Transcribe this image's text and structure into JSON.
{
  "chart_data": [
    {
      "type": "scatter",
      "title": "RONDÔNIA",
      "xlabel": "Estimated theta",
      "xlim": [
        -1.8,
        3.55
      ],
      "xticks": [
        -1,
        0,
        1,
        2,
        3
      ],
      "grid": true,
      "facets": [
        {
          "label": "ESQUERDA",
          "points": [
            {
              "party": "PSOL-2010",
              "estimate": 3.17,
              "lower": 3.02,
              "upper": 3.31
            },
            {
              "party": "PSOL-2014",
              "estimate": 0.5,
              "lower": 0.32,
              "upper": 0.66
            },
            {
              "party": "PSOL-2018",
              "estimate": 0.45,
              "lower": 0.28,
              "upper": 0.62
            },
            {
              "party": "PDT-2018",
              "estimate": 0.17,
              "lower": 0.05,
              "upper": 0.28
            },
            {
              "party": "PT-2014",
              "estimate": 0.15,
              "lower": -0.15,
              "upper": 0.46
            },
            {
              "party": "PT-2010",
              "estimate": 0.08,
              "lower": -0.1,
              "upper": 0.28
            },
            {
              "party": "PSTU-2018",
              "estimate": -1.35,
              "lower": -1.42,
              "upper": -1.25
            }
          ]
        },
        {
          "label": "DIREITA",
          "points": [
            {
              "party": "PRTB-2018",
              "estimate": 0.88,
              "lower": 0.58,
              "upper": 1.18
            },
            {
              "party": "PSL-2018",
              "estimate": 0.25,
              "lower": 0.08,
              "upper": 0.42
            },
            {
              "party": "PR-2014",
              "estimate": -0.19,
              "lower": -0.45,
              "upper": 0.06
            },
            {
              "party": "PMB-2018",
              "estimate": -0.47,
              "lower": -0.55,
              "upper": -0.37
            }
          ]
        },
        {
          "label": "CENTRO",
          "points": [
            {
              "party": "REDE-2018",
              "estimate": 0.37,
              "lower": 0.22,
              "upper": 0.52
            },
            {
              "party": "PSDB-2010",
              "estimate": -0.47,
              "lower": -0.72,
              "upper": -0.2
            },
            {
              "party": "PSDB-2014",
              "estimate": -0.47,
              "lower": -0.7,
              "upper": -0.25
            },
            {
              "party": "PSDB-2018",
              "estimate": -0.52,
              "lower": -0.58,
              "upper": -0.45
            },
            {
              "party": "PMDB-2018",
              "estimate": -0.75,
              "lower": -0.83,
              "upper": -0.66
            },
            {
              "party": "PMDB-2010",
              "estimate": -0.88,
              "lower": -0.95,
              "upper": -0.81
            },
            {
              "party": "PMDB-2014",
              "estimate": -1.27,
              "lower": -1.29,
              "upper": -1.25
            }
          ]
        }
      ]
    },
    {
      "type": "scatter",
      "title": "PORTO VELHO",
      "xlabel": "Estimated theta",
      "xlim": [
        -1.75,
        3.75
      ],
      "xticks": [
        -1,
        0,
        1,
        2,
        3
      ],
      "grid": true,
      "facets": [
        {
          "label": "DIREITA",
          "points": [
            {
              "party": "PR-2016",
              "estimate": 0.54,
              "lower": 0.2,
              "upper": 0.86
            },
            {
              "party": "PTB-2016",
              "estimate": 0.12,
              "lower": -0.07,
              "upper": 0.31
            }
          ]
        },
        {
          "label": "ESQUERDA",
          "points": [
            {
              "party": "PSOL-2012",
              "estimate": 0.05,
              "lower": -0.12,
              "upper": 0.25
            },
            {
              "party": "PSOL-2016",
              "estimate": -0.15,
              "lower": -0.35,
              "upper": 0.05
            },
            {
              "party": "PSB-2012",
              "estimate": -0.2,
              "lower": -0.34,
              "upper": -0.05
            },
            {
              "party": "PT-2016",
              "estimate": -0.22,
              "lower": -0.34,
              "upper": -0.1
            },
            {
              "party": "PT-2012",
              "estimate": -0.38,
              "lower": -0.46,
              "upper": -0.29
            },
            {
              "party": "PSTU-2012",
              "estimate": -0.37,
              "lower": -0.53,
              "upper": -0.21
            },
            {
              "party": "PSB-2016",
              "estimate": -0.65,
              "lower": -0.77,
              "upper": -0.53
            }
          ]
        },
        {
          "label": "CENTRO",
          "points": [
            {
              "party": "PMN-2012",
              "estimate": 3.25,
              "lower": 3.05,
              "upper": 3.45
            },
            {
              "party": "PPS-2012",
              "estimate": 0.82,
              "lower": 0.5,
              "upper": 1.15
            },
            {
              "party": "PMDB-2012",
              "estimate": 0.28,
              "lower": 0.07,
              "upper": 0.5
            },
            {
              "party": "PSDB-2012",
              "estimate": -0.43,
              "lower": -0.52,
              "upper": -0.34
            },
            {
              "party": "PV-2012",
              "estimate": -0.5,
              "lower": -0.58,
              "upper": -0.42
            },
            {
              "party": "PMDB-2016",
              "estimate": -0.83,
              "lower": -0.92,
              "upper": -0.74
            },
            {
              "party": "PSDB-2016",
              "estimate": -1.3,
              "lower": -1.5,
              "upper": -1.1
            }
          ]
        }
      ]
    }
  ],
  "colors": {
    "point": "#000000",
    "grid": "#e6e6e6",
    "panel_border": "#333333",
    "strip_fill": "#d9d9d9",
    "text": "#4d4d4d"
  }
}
☆ ☆ ☆ ☆ ☆ ☆ ☆
* What the task asks
Each line of the material must be restated exactly.

* Exercise response
Transcribe this image's text and structure into JSON.
{
  "chart_data": [
    {
      "type": "scatter",
      "title": "RONDÔNIA",
      "xlabel": "Estimated theta",
      "xlim": [
        -1.8,
        3.55
      ],
      "xticks": [
        -1,
        0,
        1,
        2,
        3
      ],
      "grid": true,
      "facets": [
        {
          "label": "ESQUERDA",
          "points": [
            {
              "party": "PSOL-2010",
              "estimate": 3.17,
              "lower": 3.02,
              "upper": 3.31
            },
            {
              "party": "PSOL-2014",
              "estimate": 0.5,
              "lower": 0.32,
              "upper": 0.66
            },
            {
              "party": "PSOL-2018",
              "estimate": 0.45,
              "lower": 0.28,
              "upper": 0.62
            },
            {
              "party": "PDT-2018",
              "estimate": 0.17,
              "lower": 0.05,
              "upper": 0.28
            },
            {
              "party": "PT-2014",
              "estimate": 0.15,
              "lower": -0.15,
              "upper": 0.46
            },
            {
              "party": "PT-2010",
              "estimate": 0.08,
              "lower": -0.1,
              "upper": 0.28
            },
            {
              "party": "PSTU-2018",
              "estimate": -1.35,
              "lower": -1.42,
              "upper": -1.25
            }
          ]
        },
        {
          "label": "DIREITA",
          "points": [
            {
              "party": "PRTB-2018",
              "estimate": 0.88,
              "lower": 0.58,
              "upper": 1.18
            },
            {
              "party": "PSL-2018",
              "estimate": 0.25,
              "lower": 0.08,
              "upper": 0.42
            },
            {
              "party": "PR-2014",
              "estimate": -0.19,
              "lower": -0.45,
              "upper": 0.06
            },
            {
              "party": "PMB-2018",
              "estimate": -0.47,
              "lower": -0.55,
              "upper": -0.37
            }
          ]
        },
        {
          "label": "CENTRO",
          "points": [
            {
              "party": "REDE-2018",
              "estimate": 0.37,
              "lower": 0.22,
              "upper": 0.52
            },
            {
              "party": "PSDB-2010",
              "estimate": -0.47,
              "lower": -0.72,
              "upper": -0.2
            },
            {
              "party": "PSDB-2014",
              "estimate": -0.47,
              "lower": -0.7,
              "upper": -0.25
            },
            {
              "party": "PSDB-2018",
              "estimate": -0.52,
              "lower": -0.58,
              "upper": -0.45
            },
            {
              "party": "PMDB-2018",
              "estimate": -0.75,
              "lower": -0.83,
              "upper": -0.66
            },
            {
              "party": "PMDB-2010",
              "estimate": -0.88,
              "lower": -0.95,
              "upper": -0.81
            },
            {
              "party": "PMDB-2014",
              "estimate": -1.27,
              "lower": -1.29,
              "upper": -1.25
            }
          ]
        }
      ]
    },
    {
      "type": "scatter",
      "title": "PORTO VELHO",
      "xlabel": "Estimated theta",
      "xlim": [
        -1.75,
        3.75
      ],
      "xticks": [
        -1,
        0,
        1,
        2,
        3
      ],
      "grid": true,
      "facets": [
        {
          "label": "DIREITA",
          "points": [
            {
              "party": "PR-2016",
              "estimate": 0.54,
              "lower": 0.2,
              "upper": 0.86
            },
            {
              "party": "PTB-2016",
              "estimate": 0.12,
              "lower": -0.07,
              "upper": 0.31
            }
          ]
        },
        {
          "label": "ESQUERDA",
          "points": [
            {
              "party": "PSOL-2012",
              "estimate": 0.05,
              "lower": -0.12,
              "upper": 0.25
            },
            {
              "party": "PSOL-2016",
              "estimate": -0.15,
              "lower": -0.35,
              "upper": 0.05
            },
            {
              "party": "PSB-2012",
              "estimate": -0.2,
              "lower": -0.34,
              "upper": -0.05
            },
            {
              "party": "PT-2016",
              "estimate": -0.22,
              "lower": -0.34,
              "upper": -0.1
            },
            {
              "party": "PT-2012",
              "estimate": -0.38,
              "lower": -0.46,
              "upper": -0.29
            },
            {
              "party": "PSTU-2012",
              "estimate": -0.37,
              "lower": -0.53,
              "upper": -0.21
            },
            {
              "party": "PSB-2016",
              "estimate": -0.65,
              "lower": -0.77,
              "upper": -0.53
            }
          ]
        },
        {
          "label": "CENTRO",
          "points": [
            {
              "party": "PMN-2012",
              "estimate": 3.25,
              "lower": 3.05,
              "upper": 3.45
            },
            {
              "party": "PPS-2012",
              "estimate": 0.82,
              "lower": 0.5,
              "upper": 1.15
            },
            {
              "party": "PMDB-2012",
              "estimate": 0.28,
              "lower": 0.07,
              "upper": 0.5
            },
            {
              "party": "PSDB-2012",
              "estimate": -0.43,
              "lower": -0.52,
              "upper": -0.34
            },
            {
              "party": "PV-2012",
              "estimate": -0.5,
              "lower": -0.58,
              "upper": -0.42
            },
            {
              "party": "PMDB-2016",
              "estimate": -0.83,
              "lower": -0.92,
              "upper": -0.74
            },
            {
              "party": "PSDB-2016",
              "estimate": -1.3,
              "lower": -1.5,
              "upper": -1.1
            }
          ]
        }
      ]
    }
  ],
  "colors": {
    "point": "#000000",
    "grid": "#e6e6e6",
    "panel_border": "#333333",
    "strip_fill": "#d9d9d9",
    "text": "#4d4d4d"
  }
}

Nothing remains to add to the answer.